---------- Source extract ----------

And so the rehearsal process began, and Carol moved into a New York apartment with Jerome Robbins and Buzz Miller, striking up a lifelong friendship with Miller. Much has been written on the creative process of 'Steam Heat', and the following is a melange of stories from several books:

Bob Fosse had devised a long ballet to open the second act of the show, but George Abbott did not like what Fosse had in mind. Abbott had in mind some sort of an amateur show that three kids from the factory could put on during a union rally. Fosse went back to the song writers, Adler and Ross, and asked them if he could hear a suitable song from their catalogue. Adler, who was one of the song writing team on their first Broadway assignment, replied that they did not have a catalogue, but did have a song in mind. He did not like it very much though- Adler had written it in his bathroom! The song was inspired by the noises of the radiator. Fosse loved it, and "Steam Heat" was thus born.

----------

## Problems and tasks
A – Answer these from the passage on "Steam Heat":
(i) Who did Carol move into a New York apartment with?
(ii) What did George Abbott have in mind instead of Fosse's ballet?
(iii) What inspired the song?
B – Pull out the part of the "Steam Heat" passage from "Bob Fosse had" to "was thus born.", word for word.

---------- Listed entries ----------

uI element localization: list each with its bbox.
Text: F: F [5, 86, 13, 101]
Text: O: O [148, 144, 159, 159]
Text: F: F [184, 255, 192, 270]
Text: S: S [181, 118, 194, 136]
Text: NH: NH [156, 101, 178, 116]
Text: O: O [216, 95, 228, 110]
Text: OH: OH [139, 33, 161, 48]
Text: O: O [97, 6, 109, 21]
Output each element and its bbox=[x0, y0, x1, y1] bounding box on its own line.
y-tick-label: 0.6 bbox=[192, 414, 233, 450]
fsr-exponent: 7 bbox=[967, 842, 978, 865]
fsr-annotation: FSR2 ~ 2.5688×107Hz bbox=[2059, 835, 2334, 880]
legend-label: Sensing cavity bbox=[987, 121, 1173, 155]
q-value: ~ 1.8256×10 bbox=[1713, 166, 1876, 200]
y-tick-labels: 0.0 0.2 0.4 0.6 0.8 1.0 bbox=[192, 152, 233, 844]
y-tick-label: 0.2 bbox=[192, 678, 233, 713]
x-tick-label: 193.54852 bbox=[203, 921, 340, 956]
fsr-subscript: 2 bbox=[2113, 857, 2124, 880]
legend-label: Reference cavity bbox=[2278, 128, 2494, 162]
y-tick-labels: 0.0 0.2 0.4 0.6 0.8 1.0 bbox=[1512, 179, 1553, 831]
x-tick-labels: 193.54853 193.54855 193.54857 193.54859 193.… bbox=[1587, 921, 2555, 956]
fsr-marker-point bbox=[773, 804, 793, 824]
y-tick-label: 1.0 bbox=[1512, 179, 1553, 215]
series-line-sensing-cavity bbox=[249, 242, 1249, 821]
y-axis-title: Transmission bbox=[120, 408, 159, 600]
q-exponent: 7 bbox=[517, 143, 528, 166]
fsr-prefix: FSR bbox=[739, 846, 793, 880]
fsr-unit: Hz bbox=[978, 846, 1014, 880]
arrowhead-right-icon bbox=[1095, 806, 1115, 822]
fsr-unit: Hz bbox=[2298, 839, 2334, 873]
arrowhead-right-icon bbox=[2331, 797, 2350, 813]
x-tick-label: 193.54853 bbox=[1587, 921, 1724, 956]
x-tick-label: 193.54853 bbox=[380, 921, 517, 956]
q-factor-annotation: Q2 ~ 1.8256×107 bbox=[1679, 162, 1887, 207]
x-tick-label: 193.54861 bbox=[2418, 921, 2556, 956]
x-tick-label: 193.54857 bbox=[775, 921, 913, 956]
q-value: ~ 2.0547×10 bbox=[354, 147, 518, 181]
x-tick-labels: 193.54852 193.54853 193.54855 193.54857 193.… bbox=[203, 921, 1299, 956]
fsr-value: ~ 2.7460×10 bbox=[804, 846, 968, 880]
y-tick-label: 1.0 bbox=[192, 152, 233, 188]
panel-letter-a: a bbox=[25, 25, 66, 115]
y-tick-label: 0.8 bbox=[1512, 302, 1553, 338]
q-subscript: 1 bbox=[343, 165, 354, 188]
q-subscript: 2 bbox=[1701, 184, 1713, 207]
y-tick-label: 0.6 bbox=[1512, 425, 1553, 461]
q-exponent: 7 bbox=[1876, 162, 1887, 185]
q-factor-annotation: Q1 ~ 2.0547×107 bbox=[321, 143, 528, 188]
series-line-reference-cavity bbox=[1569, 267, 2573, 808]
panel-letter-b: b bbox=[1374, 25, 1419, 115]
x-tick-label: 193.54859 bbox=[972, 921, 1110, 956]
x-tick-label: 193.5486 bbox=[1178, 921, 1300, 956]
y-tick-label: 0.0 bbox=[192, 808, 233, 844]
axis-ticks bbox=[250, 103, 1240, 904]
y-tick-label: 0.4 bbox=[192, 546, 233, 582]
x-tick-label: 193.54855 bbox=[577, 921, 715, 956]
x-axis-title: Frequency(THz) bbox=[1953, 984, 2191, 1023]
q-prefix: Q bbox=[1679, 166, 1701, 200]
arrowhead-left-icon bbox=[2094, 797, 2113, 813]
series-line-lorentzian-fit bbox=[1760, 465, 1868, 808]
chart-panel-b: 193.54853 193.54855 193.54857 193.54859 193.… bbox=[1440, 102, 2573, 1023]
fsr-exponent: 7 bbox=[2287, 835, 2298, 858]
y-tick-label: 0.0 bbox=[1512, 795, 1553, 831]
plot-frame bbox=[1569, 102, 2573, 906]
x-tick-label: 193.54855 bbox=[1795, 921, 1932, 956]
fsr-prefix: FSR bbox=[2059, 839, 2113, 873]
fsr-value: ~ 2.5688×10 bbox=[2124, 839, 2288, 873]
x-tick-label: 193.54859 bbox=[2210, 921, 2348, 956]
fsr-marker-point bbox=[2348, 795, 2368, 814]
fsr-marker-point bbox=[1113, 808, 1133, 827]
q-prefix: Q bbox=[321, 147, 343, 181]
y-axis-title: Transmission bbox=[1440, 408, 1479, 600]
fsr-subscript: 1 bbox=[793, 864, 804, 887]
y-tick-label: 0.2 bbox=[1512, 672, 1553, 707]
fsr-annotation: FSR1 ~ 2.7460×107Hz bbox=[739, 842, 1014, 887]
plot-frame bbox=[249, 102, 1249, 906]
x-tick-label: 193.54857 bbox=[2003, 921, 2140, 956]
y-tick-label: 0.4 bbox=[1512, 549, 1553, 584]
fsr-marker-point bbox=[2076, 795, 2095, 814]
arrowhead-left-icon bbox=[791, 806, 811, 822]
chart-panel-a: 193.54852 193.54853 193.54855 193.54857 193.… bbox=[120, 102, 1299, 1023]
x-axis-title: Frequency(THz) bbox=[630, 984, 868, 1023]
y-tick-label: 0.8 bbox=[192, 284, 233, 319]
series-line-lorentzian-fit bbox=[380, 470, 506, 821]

----------

## Answers to the tasks
A –
(i) Jerome Robbins and Buzz Miller.
(ii) Some sort of an amateur show that three kids from the factory could put on during a union rally.
(iii) The noises of the radiator.

B –
Bob Fosse had devised a long ballet to open the second act of the show, but George Abbott did not like what Fosse had in mind. Abbott had in mind some sort of an amateur show that three kids from the factory could put on during a union rally. Fosse went back to the song writers, Adler and Ross, and asked them if he could hear a suitable song from their catalogue. Adler, who was one of the song writing team on their first Broadway assignment, replied that they did not have a catalogue, but did have a song in mind. He did not like it very much though- Adler had written it in his bathroom! The song was inspired by the noises of the radiator. Fosse loved it, and "Steam Heat" was thus born.